### Task directions
Copy the entries below line for line, changing nothing.

### Given entries
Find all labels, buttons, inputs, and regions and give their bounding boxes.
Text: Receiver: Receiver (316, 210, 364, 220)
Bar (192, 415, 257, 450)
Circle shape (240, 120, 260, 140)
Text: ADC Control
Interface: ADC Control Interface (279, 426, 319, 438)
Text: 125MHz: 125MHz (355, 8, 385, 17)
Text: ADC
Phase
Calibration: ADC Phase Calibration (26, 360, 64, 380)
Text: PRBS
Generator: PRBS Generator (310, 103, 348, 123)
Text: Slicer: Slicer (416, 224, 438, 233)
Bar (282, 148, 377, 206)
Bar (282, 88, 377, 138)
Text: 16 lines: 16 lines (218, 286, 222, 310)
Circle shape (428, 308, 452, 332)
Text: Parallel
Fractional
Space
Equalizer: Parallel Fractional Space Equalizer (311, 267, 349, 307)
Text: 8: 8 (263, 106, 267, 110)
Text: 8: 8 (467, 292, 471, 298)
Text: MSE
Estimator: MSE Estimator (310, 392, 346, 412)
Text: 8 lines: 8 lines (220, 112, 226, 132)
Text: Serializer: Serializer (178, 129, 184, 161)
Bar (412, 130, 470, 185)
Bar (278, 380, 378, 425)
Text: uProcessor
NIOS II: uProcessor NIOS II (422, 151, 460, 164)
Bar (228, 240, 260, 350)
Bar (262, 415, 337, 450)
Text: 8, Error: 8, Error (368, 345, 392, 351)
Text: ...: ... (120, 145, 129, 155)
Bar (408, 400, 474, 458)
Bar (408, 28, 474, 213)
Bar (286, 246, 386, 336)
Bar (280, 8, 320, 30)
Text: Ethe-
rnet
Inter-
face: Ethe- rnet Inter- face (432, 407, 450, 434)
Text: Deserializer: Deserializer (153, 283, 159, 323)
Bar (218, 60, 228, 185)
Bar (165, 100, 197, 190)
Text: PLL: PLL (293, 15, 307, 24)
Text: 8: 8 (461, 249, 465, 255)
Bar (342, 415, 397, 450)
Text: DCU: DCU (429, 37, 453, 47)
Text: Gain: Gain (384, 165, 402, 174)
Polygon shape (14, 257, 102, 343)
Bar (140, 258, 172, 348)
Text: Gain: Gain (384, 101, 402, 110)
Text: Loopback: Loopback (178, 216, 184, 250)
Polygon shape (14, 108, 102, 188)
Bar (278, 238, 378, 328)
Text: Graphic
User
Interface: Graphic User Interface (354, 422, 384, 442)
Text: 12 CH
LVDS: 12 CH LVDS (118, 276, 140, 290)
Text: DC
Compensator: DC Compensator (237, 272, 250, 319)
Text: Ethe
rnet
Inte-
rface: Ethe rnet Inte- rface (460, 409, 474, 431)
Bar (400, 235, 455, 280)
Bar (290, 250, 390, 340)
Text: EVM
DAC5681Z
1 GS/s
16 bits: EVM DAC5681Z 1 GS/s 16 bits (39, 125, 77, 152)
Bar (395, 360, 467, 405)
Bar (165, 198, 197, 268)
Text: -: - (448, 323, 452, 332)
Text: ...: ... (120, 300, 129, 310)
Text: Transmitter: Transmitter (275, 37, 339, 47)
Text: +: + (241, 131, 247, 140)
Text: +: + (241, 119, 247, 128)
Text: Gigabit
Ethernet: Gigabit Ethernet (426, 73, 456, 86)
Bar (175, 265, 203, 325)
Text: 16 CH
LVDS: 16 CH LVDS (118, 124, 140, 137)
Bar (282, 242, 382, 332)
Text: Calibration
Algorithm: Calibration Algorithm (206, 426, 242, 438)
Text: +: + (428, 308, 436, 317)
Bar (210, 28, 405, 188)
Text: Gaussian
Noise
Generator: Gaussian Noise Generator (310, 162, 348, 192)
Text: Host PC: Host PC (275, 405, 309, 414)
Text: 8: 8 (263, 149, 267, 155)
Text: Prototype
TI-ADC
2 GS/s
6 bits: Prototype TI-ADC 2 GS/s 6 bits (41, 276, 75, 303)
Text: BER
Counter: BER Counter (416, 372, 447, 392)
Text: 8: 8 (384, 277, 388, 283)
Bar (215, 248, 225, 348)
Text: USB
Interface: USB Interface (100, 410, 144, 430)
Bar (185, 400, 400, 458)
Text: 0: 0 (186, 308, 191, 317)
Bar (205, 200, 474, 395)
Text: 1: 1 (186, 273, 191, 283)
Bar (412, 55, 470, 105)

### Response to this exercise
Find all labels, buttons, inputs, and regions and give their bounding boxes.
Text: Receiver: Receiver (316, 210, 364, 220)
Bar (192, 415, 257, 450)
Circle shape (240, 120, 260, 140)
Text: ADC Control
Interface: ADC Control Interface (279, 426, 319, 438)
Text: 125MHz: 125MHz (355, 8, 385, 17)
Text: ADC
Phase
Calibration: ADC Phase Calibration (26, 360, 64, 380)
Text: PRBS
Generator: PRBS Generator (310, 103, 348, 123)
Text: Slicer: Slicer (416, 224, 438, 233)
Bar (282, 148, 377, 206)
Bar (282, 88, 377, 138)
Text: 16 lines: 16 lines (218, 286, 222, 310)
Circle shape (428, 308, 452, 332)
Text: Parallel
Fractional
Space
Equalizer: Parallel Fractional Space Equalizer (311, 267, 349, 307)
Text: 8: 8 (263, 106, 267, 110)
Text: 8: 8 (467, 292, 471, 298)
Text: MSE
Estimator: MSE Estimator (310, 392, 346, 412)
Text: 8 lines: 8 lines (220, 112, 226, 132)
Text: Serializer: Serializer (178, 129, 184, 161)
Bar (412, 130, 470, 185)
Bar (278, 380, 378, 425)
Text: uProcessor
NIOS II: uProcessor NIOS II (422, 151, 460, 164)
Bar (228, 240, 260, 350)
Bar (262, 415, 337, 450)
Text: 8, Error: 8, Error (368, 345, 392, 351)
Text: ...: ... (120, 145, 129, 155)
Bar (408, 400, 474, 458)
Bar (408, 28, 474, 213)
Bar (286, 246, 386, 336)
Bar (280, 8, 320, 30)
Text: Ethe-
rnet
Inter-
face: Ethe- rnet Inter- face (432, 407, 450, 434)
Text: Deserializer: Deserializer (153, 283, 159, 323)
Bar (218, 60, 228, 185)
Bar (165, 100, 197, 190)
Text: PLL: PLL (293, 15, 307, 24)
Text: 8: 8 (461, 249, 465, 255)
Bar (342, 415, 397, 450)
Text: DCU: DCU (429, 37, 453, 47)
Text: Gain: Gain (384, 165, 402, 174)
Polygon shape (14, 257, 102, 343)
Bar (140, 258, 172, 348)
Text: Gain: Gain (384, 101, 402, 110)
Text: Loopback: Loopback (178, 216, 184, 250)
Polygon shape (14, 108, 102, 188)
Bar (278, 238, 378, 328)
Text: Graphic
User
Interface: Graphic User Interface (354, 422, 384, 442)
Text: 12 CH
LVDS: 12 CH LVDS (118, 276, 140, 290)
Text: DC
Compensator: DC Compensator (237, 272, 250, 319)
Text: Ethe
rnet
Inte-
rface: Ethe rnet Inte- rface (460, 409, 474, 431)
Bar (400, 235, 455, 280)
Bar (290, 250, 390, 340)
Text: EVM
DAC5681Z
1 GS/s
16 bits: EVM DAC5681Z 1 GS/s 16 bits (39, 125, 77, 152)
Bar (395, 360, 467, 405)
Bar (165, 198, 197, 268)
Text: -: - (448, 323, 452, 332)
Text: ...: ... (120, 300, 129, 310)
Text: Transmitter: Transmitter (275, 37, 339, 47)
Text: +: + (241, 131, 247, 140)
Text: +: + (241, 119, 247, 128)
Text: Gigabit
Ethernet: Gigabit Ethernet (426, 73, 456, 86)
Bar (175, 265, 203, 325)
Text: 16 CH
LVDS: 16 CH LVDS (118, 124, 140, 137)
Bar (282, 242, 382, 332)
Text: Calibration
Algorithm: Calibration Algorithm (206, 426, 242, 438)
Text: +: + (428, 308, 436, 317)
Bar (210, 28, 405, 188)
Text: Gaussian
Noise
Generator: Gaussian Noise Generator (310, 162, 348, 192)
Text: Host PC: Host PC (275, 405, 309, 414)
Text: 8: 8 (263, 149, 267, 155)
Text: Prototype
TI-ADC
2 GS/s
6 bits: Prototype TI-ADC 2 GS/s 6 bits (41, 276, 75, 303)
Text: BER
Counter: BER Counter (416, 372, 447, 392)
Text: 8: 8 (384, 277, 388, 283)
Bar (215, 248, 225, 348)
Text: USB
Interface: USB Interface (100, 410, 144, 430)
Bar (185, 400, 400, 458)
Text: 0: 0 (186, 308, 191, 317)
Bar (205, 200, 474, 395)
Text: 1: 1 (186, 273, 191, 283)
Bar (412, 55, 470, 105)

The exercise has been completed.